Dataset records

•••••

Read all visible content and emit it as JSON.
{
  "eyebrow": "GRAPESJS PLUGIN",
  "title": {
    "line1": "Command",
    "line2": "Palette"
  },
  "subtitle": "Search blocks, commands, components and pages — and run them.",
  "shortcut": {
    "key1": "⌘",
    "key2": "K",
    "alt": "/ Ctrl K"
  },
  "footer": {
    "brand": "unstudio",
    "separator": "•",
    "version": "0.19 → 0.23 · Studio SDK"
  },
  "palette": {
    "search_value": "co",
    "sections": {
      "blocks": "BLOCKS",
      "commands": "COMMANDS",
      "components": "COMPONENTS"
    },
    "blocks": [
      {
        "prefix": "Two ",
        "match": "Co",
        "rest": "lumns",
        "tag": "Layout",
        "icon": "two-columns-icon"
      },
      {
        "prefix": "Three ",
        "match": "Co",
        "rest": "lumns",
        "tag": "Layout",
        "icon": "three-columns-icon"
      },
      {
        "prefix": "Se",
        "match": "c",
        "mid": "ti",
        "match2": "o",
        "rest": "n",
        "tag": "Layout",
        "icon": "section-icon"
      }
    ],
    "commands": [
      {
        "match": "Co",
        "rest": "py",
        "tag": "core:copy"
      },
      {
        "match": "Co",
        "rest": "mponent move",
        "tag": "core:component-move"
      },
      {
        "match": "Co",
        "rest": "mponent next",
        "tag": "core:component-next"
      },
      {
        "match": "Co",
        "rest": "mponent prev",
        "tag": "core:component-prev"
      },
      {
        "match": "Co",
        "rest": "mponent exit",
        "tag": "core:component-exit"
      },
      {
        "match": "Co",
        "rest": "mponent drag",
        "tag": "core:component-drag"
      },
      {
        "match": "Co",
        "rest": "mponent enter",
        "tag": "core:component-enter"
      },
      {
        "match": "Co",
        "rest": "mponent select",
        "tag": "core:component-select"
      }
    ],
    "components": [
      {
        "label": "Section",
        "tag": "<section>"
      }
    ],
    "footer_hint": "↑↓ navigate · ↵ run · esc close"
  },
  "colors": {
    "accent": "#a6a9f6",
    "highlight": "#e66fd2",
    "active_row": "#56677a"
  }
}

•••••

Copy out all lines above that include the string "columns".

        "icon": "two-columns-icon"
        "icon": "three-columns-icon"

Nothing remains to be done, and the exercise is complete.